Select every line holding the word "title" and copy it.

| Data lines |
____________________

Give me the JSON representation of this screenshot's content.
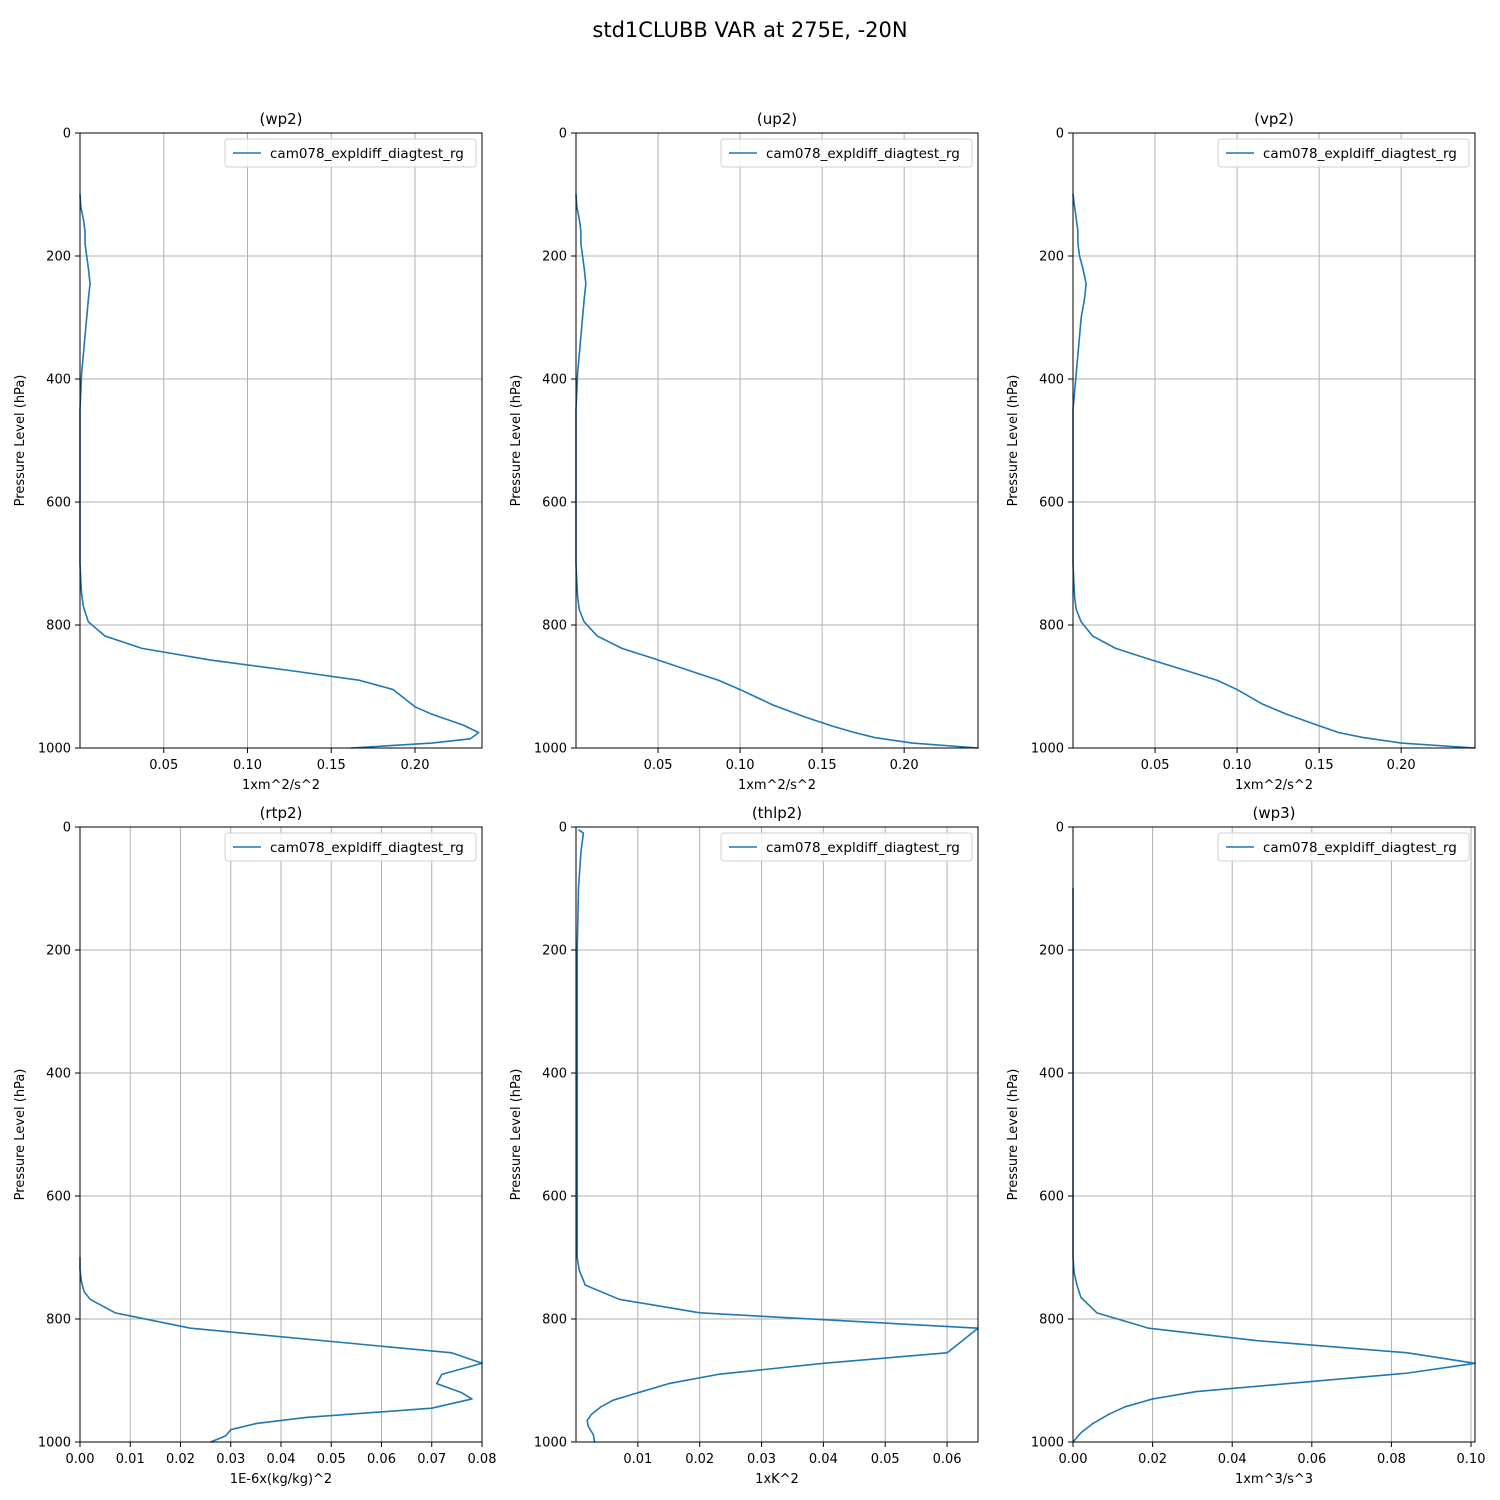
{
  "figure": {
    "title": "std1CLUBB VAR at 275E, -20N"
  },
  "colors": {
    "series": "#1f77b4",
    "grid": "#b0b0b0"
  },
  "chart_data": [
    {
      "type": "line",
      "title": "(wp2)",
      "xlabel": "1xm^2/s^2",
      "ylabel": "Pressure Level (hPa)",
      "xlim": [
        0,
        0.24
      ],
      "ylim": [
        1000,
        0
      ],
      "xticks": [
        "0.05",
        "0.10",
        "0.15",
        "0.20"
      ],
      "xtick_values": [
        0.05,
        0.1,
        0.15,
        0.2
      ],
      "yticks": [
        "0",
        "200",
        "400",
        "600",
        "800",
        "1000"
      ],
      "ytick_values": [
        0,
        200,
        400,
        600,
        800,
        1000
      ],
      "grid": true,
      "legend_position": "top-right",
      "series": [
        {
          "name": "cam078_expldiff_diagtest_rg",
          "x": [
            0.0,
            0.0005,
            0.002,
            0.003,
            0.003,
            0.004,
            0.005,
            0.006,
            0.005,
            0.004,
            0.003,
            0.002,
            0.001,
            0.0005,
            0.0,
            0.0,
            0.0,
            0.0,
            0.0005,
            0.001,
            0.002,
            0.005,
            0.015,
            0.037,
            0.078,
            0.128,
            0.167,
            0.187,
            0.2,
            0.21,
            0.229,
            0.238,
            0.233,
            0.21,
            0.162
          ],
          "y": [
            100,
            120,
            140,
            160,
            180,
            200,
            220,
            245,
            270,
            300,
            330,
            360,
            390,
            420,
            450,
            550,
            650,
            700,
            730,
            750,
            770,
            795,
            818,
            838,
            857,
            875,
            890,
            905,
            933,
            945,
            963,
            975,
            985,
            992,
            1000
          ]
        }
      ]
    },
    {
      "type": "line",
      "title": "(up2)",
      "xlabel": "1xm^2/s^2",
      "ylabel": "Pressure Level (hPa)",
      "xlim": [
        0,
        0.245
      ],
      "ylim": [
        1000,
        0
      ],
      "xticks": [
        "0.05",
        "0.10",
        "0.15",
        "0.20"
      ],
      "xtick_values": [
        0.05,
        0.1,
        0.15,
        0.2
      ],
      "yticks": [
        "0",
        "200",
        "400",
        "600",
        "800",
        "1000"
      ],
      "ytick_values": [
        0,
        200,
        400,
        600,
        800,
        1000
      ],
      "grid": true,
      "legend_position": "top-right",
      "series": [
        {
          "name": "cam078_expldiff_diagtest_rg",
          "x": [
            0.0,
            0.0005,
            0.002,
            0.003,
            0.003,
            0.004,
            0.005,
            0.006,
            0.005,
            0.004,
            0.003,
            0.002,
            0.001,
            0.0005,
            0.0,
            0.0,
            0.0,
            0.0005,
            0.001,
            0.002,
            0.005,
            0.013,
            0.028,
            0.048,
            0.07,
            0.087,
            0.1,
            0.12,
            0.14,
            0.157,
            0.17,
            0.182,
            0.205,
            0.245
          ],
          "y": [
            100,
            120,
            140,
            160,
            180,
            200,
            220,
            245,
            270,
            300,
            330,
            360,
            390,
            420,
            450,
            600,
            700,
            730,
            755,
            775,
            795,
            818,
            838,
            855,
            875,
            890,
            905,
            930,
            950,
            965,
            975,
            983,
            992,
            1000
          ]
        }
      ]
    },
    {
      "type": "line",
      "title": "(vp2)",
      "xlabel": "1xm^2/s^2",
      "ylabel": "Pressure Level (hPa)",
      "xlim": [
        0,
        0.245
      ],
      "ylim": [
        1000,
        0
      ],
      "xticks": [
        "0.05",
        "0.10",
        "0.15",
        "0.20"
      ],
      "xtick_values": [
        0.05,
        0.1,
        0.15,
        0.2
      ],
      "yticks": [
        "0",
        "200",
        "400",
        "600",
        "800",
        "1000"
      ],
      "ytick_values": [
        0,
        200,
        400,
        600,
        800,
        1000
      ],
      "grid": true,
      "legend_position": "top-right",
      "series": [
        {
          "name": "cam078_expldiff_diagtest_rg",
          "x": [
            0.0,
            0.001,
            0.002,
            0.003,
            0.003,
            0.004,
            0.006,
            0.008,
            0.007,
            0.005,
            0.004,
            0.003,
            0.002,
            0.001,
            0.0,
            0.0,
            0.0,
            0.0005,
            0.001,
            0.002,
            0.005,
            0.012,
            0.026,
            0.048,
            0.07,
            0.088,
            0.1,
            0.115,
            0.13,
            0.148,
            0.162,
            0.177,
            0.2,
            0.245
          ],
          "y": [
            100,
            120,
            140,
            160,
            180,
            200,
            220,
            245,
            270,
            300,
            330,
            360,
            390,
            420,
            450,
            600,
            700,
            730,
            755,
            775,
            795,
            818,
            838,
            857,
            875,
            890,
            905,
            928,
            945,
            962,
            975,
            983,
            992,
            1000
          ]
        }
      ]
    },
    {
      "type": "line",
      "title": "(rtp2)",
      "xlabel": "1E-6x(kg/kg)^2",
      "ylabel": "Pressure Level (hPa)",
      "xlim": [
        0,
        0.08
      ],
      "ylim": [
        1000,
        0
      ],
      "xticks": [
        "0.00",
        "0.01",
        "0.02",
        "0.03",
        "0.04",
        "0.05",
        "0.06",
        "0.07",
        "0.08"
      ],
      "xtick_values": [
        0.0,
        0.01,
        0.02,
        0.03,
        0.04,
        0.05,
        0.06,
        0.07,
        0.08
      ],
      "yticks": [
        "0",
        "200",
        "400",
        "600",
        "800",
        "1000"
      ],
      "ytick_values": [
        0,
        200,
        400,
        600,
        800,
        1000
      ],
      "grid": true,
      "legend_position": "top-right",
      "series": [
        {
          "name": "cam078_expldiff_diagtest_rg",
          "x": [
            0.0,
            0.0,
            0.0003,
            0.0008,
            0.002,
            0.007,
            0.022,
            0.074,
            0.08,
            0.072,
            0.071,
            0.076,
            0.078,
            0.07,
            0.045,
            0.035,
            0.03,
            0.029,
            0.026
          ],
          "y": [
            700,
            720,
            740,
            755,
            768,
            790,
            815,
            855,
            872,
            890,
            905,
            920,
            930,
            945,
            960,
            970,
            980,
            990,
            1000
          ]
        }
      ]
    },
    {
      "type": "line",
      "title": "(thlp2)",
      "xlabel": "1xK^2",
      "ylabel": "Pressure Level (hPa)",
      "xlim": [
        0,
        0.065
      ],
      "ylim": [
        1000,
        0
      ],
      "xticks": [
        "0.01",
        "0.02",
        "0.03",
        "0.04",
        "0.05",
        "0.06"
      ],
      "xtick_values": [
        0.01,
        0.02,
        0.03,
        0.04,
        0.05,
        0.06
      ],
      "yticks": [
        "0",
        "200",
        "400",
        "600",
        "800",
        "1000"
      ],
      "ytick_values": [
        0,
        200,
        400,
        600,
        800,
        1000
      ],
      "grid": true,
      "legend_position": "top-right",
      "series": [
        {
          "name": "cam078_expldiff_diagtest_rg",
          "x": [
            0.0005,
            0.0012,
            0.0008,
            0.0004,
            0.0003,
            0.0002,
            0.0002,
            0.0002,
            0.0002,
            0.0002,
            0.0002,
            0.0005,
            0.0015,
            0.007,
            0.02,
            0.065,
            0.06,
            0.04,
            0.023,
            0.015,
            0.01,
            0.006,
            0.004,
            0.0025,
            0.0018,
            0.002,
            0.0028,
            0.003
          ],
          "y": [
            5,
            10,
            40,
            100,
            150,
            200,
            300,
            400,
            500,
            600,
            700,
            720,
            745,
            768,
            790,
            815,
            855,
            872,
            890,
            905,
            920,
            932,
            943,
            955,
            965,
            975,
            988,
            1000
          ]
        }
      ]
    },
    {
      "type": "line",
      "title": "(wp3)",
      "xlabel": "1xm^3/s^3",
      "ylabel": "Pressure Level (hPa)",
      "xlim": [
        0,
        0.101
      ],
      "ylim": [
        1000,
        0
      ],
      "xticks": [
        "0.00",
        "0.02",
        "0.04",
        "0.06",
        "0.08",
        "0.10"
      ],
      "xtick_values": [
        0.0,
        0.02,
        0.04,
        0.06,
        0.08,
        0.1
      ],
      "yticks": [
        "0",
        "200",
        "400",
        "600",
        "800",
        "1000"
      ],
      "ytick_values": [
        0,
        200,
        400,
        600,
        800,
        1000
      ],
      "grid": true,
      "legend_position": "top-right",
      "series": [
        {
          "name": "cam078_expldiff_diagtest_rg",
          "x": [
            0.0,
            0.0,
            0.0003,
            0.001,
            0.002,
            0.006,
            0.019,
            0.046,
            0.084,
            0.101,
            0.084,
            0.054,
            0.031,
            0.02,
            0.013,
            0.009,
            0.005,
            0.002,
            0.0
          ],
          "y": [
            100,
            700,
            725,
            745,
            765,
            790,
            815,
            835,
            855,
            872,
            888,
            905,
            918,
            930,
            943,
            955,
            970,
            985,
            1000
          ]
        }
      ]
    }
  ]
}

____________________

| Solution to this problem |
    "title": "std1CLUBB VAR at 275E, -20N"
      "title": "(wp2)",
      "title": "(up2)",
      "title": "(vp2)",
      "title": "(rtp2)",
      "title": "(thlp2)",
      "title": "(wp3)",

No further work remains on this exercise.